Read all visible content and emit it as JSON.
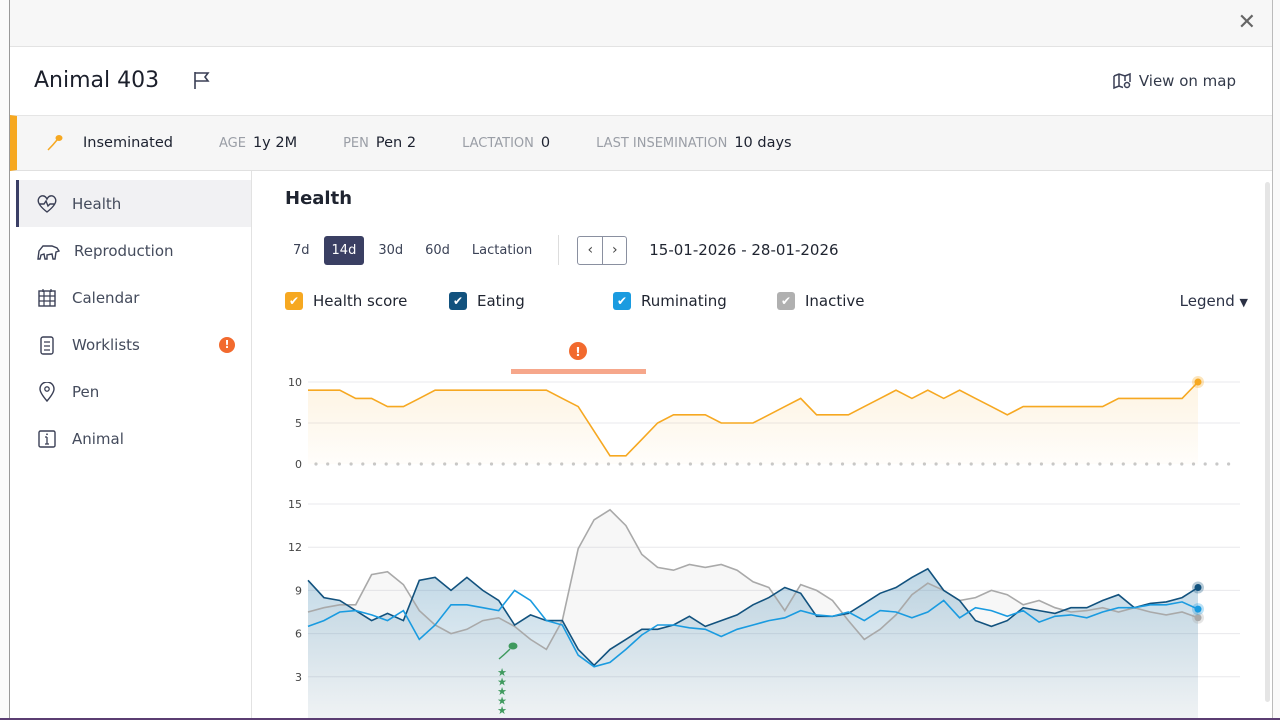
{
  "window": {
    "close_icon": "close-icon"
  },
  "header": {
    "title": "Animal 403",
    "view_on_map": "View on map"
  },
  "info": {
    "status": "Inseminated",
    "age_label": "AGE",
    "age": "1y 2M",
    "pen_label": "PEN",
    "pen": "Pen 2",
    "lactation_label": "LACTATION",
    "lactation": "0",
    "last_insem_label": "LAST INSEMINATION",
    "last_insem": "10 days",
    "accent": "#f6a821"
  },
  "sidebar": {
    "items": [
      {
        "label": "Health",
        "icon": "heart-pulse-icon",
        "active": true
      },
      {
        "label": "Reproduction",
        "icon": "cow-icon"
      },
      {
        "label": "Calendar",
        "icon": "calendar-icon"
      },
      {
        "label": "Worklists",
        "icon": "clipboard-icon",
        "badge": "!"
      },
      {
        "label": "Pen",
        "icon": "location-pin-icon"
      },
      {
        "label": "Animal",
        "icon": "info-icon"
      }
    ]
  },
  "main": {
    "title": "Health",
    "ranges": [
      "7d",
      "14d",
      "30d",
      "60d",
      "Lactation"
    ],
    "active_range": "14d",
    "date_range": "15-01-2026 - 28-01-2026",
    "legend_button": "Legend",
    "series_toggles": [
      {
        "label": "Health score",
        "color": "#f6a821",
        "checked": true
      },
      {
        "label": "Eating",
        "color": "#12527e",
        "checked": true
      },
      {
        "label": "Ruminating",
        "color": "#1a9be0",
        "checked": true
      },
      {
        "label": "Inactive",
        "color": "#a9a9a9",
        "checked": true
      }
    ]
  },
  "chart_data": [
    {
      "type": "line",
      "title": "",
      "ylim": [
        0,
        10
      ],
      "yticks": [
        "0",
        "5",
        "10"
      ],
      "grid": true,
      "x_range": [
        "15-01-2026",
        "28-01-2026"
      ],
      "series": [
        {
          "name": "Health score",
          "color": "#f6a821",
          "values": [
            9,
            9,
            9,
            8,
            8,
            7,
            7,
            8,
            9,
            9,
            9,
            9,
            9,
            9,
            9,
            9,
            8,
            7,
            4,
            1,
            1,
            3,
            5,
            6,
            6,
            6,
            5,
            5,
            5,
            6,
            7,
            8,
            6,
            6,
            6,
            7,
            8,
            9,
            8,
            9,
            8,
            9,
            8,
            7,
            6,
            7,
            7,
            7,
            7,
            7,
            7,
            8,
            8,
            8,
            8,
            8,
            10
          ]
        }
      ],
      "annotations": [
        {
          "type": "alert",
          "icon": "alert-icon",
          "color": "#f26a2e"
        }
      ]
    },
    {
      "type": "line",
      "title": "",
      "ylim": [
        0,
        15
      ],
      "yticks": [
        "3",
        "6",
        "9",
        "12",
        "15"
      ],
      "grid": true,
      "x_range": [
        "15-01-2026",
        "28-01-2026"
      ],
      "series": [
        {
          "name": "Inactive",
          "color": "#a9a9a9",
          "values": [
            7.5,
            7.8,
            8,
            8,
            10.1,
            10.3,
            9.4,
            7.6,
            6.6,
            6,
            6.3,
            6.9,
            7.1,
            6.5,
            5.6,
            4.9,
            6.9,
            11.9,
            13.9,
            14.6,
            13.5,
            11.5,
            10.6,
            10.4,
            10.8,
            10.6,
            10.8,
            10.4,
            9.6,
            9.2,
            7.6,
            9.4,
            9,
            8.3,
            6.9,
            5.6,
            6.3,
            7.3,
            8.7,
            9.5,
            9,
            8.3,
            8.5,
            9,
            8.7,
            8,
            8.3,
            7.8,
            7.5,
            7.6,
            7.8,
            7.5,
            7.8,
            7.5,
            7.3,
            7.5,
            7.1
          ]
        },
        {
          "name": "Eating",
          "color": "#12527e",
          "values": [
            9.7,
            8.5,
            8.3,
            7.6,
            6.9,
            7.4,
            6.9,
            9.7,
            9.9,
            9,
            9.9,
            9,
            8.3,
            6.6,
            7.3,
            6.9,
            6.9,
            4.9,
            3.8,
            4.9,
            5.6,
            6.3,
            6.3,
            6.6,
            7.2,
            6.5,
            6.9,
            7.3,
            8,
            8.5,
            9.2,
            8.8,
            7.2,
            7.2,
            7.4,
            8.1,
            8.8,
            9.2,
            9.9,
            10.5,
            9,
            8.3,
            6.9,
            6.5,
            6.9,
            7.8,
            7.6,
            7.4,
            7.8,
            7.8,
            8.3,
            8.7,
            7.8,
            8.1,
            8.2,
            8.5,
            9.2
          ]
        },
        {
          "name": "Ruminating",
          "color": "#1a9be0",
          "values": [
            6.5,
            6.9,
            7.5,
            7.6,
            7.3,
            6.9,
            7.6,
            5.6,
            6.6,
            8,
            8,
            7.8,
            7.6,
            9,
            8.3,
            6.9,
            6.6,
            4.5,
            3.7,
            4,
            4.9,
            5.9,
            6.6,
            6.6,
            6.4,
            6.3,
            5.8,
            6.3,
            6.6,
            6.9,
            7.1,
            7.6,
            7.3,
            7.2,
            7.5,
            6.9,
            7.6,
            7.5,
            7.1,
            7.5,
            8.3,
            7.1,
            7.8,
            7.6,
            7.2,
            7.6,
            6.8,
            7.2,
            7.3,
            7.1,
            7.5,
            7.8,
            7.8,
            8,
            8,
            8.2,
            7.7
          ]
        }
      ],
      "annotations": [
        {
          "type": "insemination",
          "icon": "sperm-icon",
          "color": "#3f9a5e"
        },
        {
          "type": "heat-rating",
          "icon": "star-icon",
          "stars": 5,
          "color": "#3f9a5e"
        }
      ]
    }
  ]
}
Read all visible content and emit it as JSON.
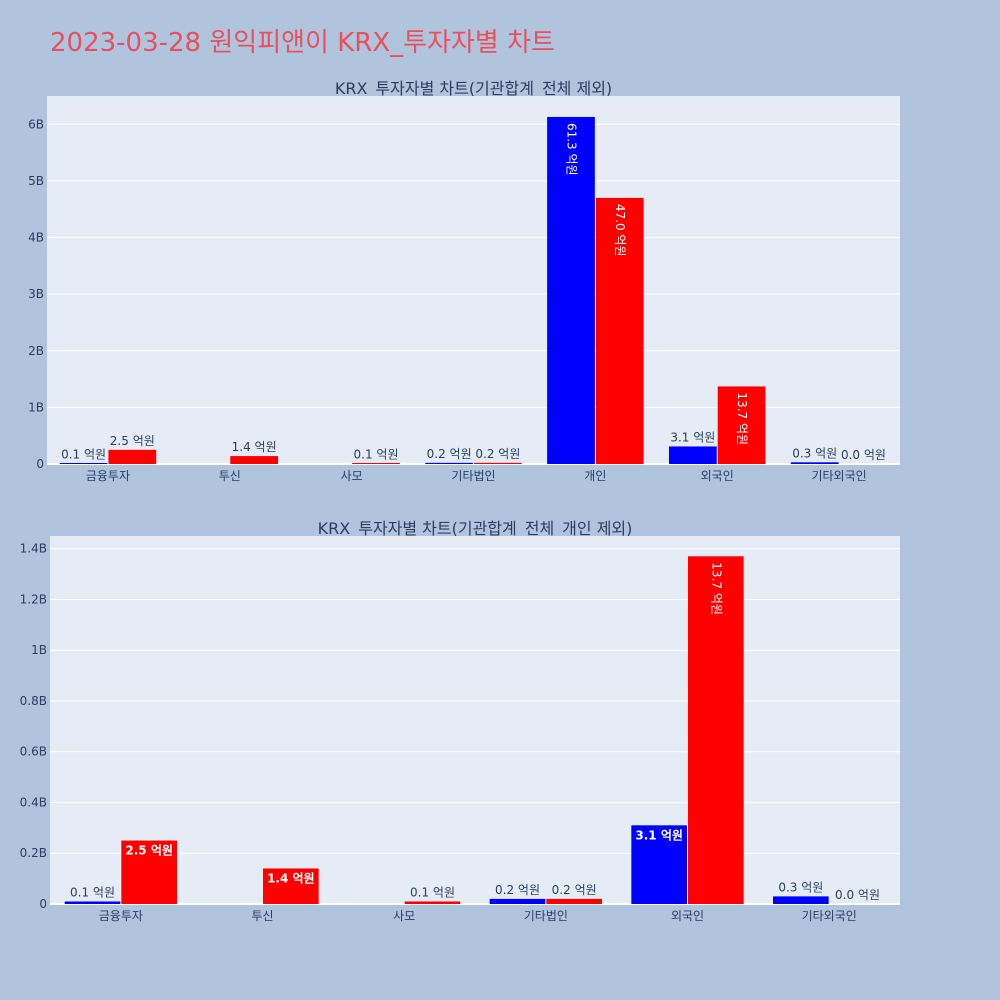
{
  "page": {
    "title": "2023-03-28 원익피앤이 KRX_투자자별 차트"
  },
  "colors": {
    "background": "#b0c4de",
    "plot_bg": "#e5ecf6",
    "buy": "#0000ff",
    "sell": "#ff0000",
    "title": "#e8505b"
  },
  "chart_data": [
    {
      "type": "bar",
      "title": "KRX_투자자별 차트(기관합계_전체 제외)",
      "categories": [
        "금융투자",
        "투신",
        "사모",
        "기타법인",
        "개인",
        "외국인",
        "기타외국인"
      ],
      "series": [
        {
          "values": [
            10000000,
            0,
            0,
            20000000,
            6130000000,
            310000000,
            30000000
          ],
          "labels": [
            "0.1 억원",
            "",
            "",
            "0.2 억원",
            "61.3 억원",
            "3.1 억원",
            "0.3 억원"
          ]
        },
        {
          "values": [
            250000000,
            140000000,
            10000000,
            20000000,
            4700000000,
            1370000000,
            0
          ],
          "labels": [
            "2.5 억원",
            "1.4 억원",
            "0.1 억원",
            "0.2 억원",
            "47.0 억원",
            "13.7 억원",
            "0.0 억원"
          ]
        }
      ],
      "yticks": [
        "0",
        "1B",
        "2B",
        "3B",
        "4B",
        "5B",
        "6B"
      ],
      "ylim": [
        0,
        6500000000
      ],
      "grid": true
    },
    {
      "type": "bar",
      "title": "KRX_투자자별 차트(기관합계_전체_개인 제외)",
      "categories": [
        "금융투자",
        "투신",
        "사모",
        "기타법인",
        "외국인",
        "기타외국인"
      ],
      "series": [
        {
          "values": [
            10000000,
            0,
            0,
            20000000,
            310000000,
            30000000
          ],
          "labels": [
            "0.1 억원",
            "",
            "",
            "0.2 억원",
            "3.1 억원",
            "0.3 억원"
          ]
        },
        {
          "values": [
            250000000,
            140000000,
            10000000,
            20000000,
            1370000000,
            0
          ],
          "labels": [
            "2.5 억원",
            "1.4 억원",
            "0.1 억원",
            "0.2 억원",
            "13.7 억원",
            "0.0 억원"
          ]
        }
      ],
      "yticks": [
        "0",
        "0.2B",
        "0.4B",
        "0.6B",
        "0.8B",
        "1B",
        "1.2B",
        "1.4B"
      ],
      "ylim": [
        0,
        1450000000
      ],
      "grid": true
    }
  ]
}
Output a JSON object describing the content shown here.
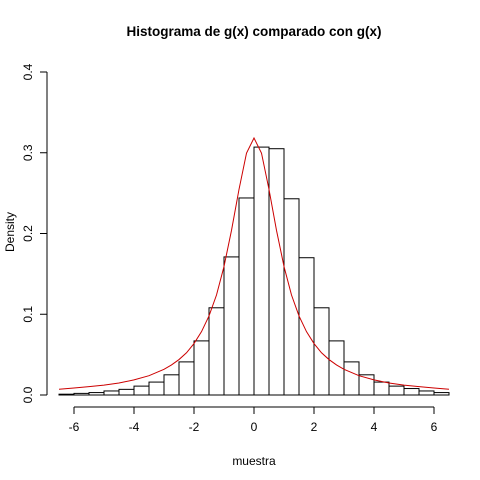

- Work to do: Return from the data every line that holds "title".

- Problem solution:
    "title": "Animal 403",
    "title": "Health",
      "title": "",
      "title": "",
    "title": "2023-03-28 원익피앤이 KRX_투자자별 차트"
    "title": "#e8505b"
      "title": "KRX_투자자별 차트(기관합계_전체 제외)",
      "title": "KRX_투자자별 차트(기관합계_전체_개인 제외)",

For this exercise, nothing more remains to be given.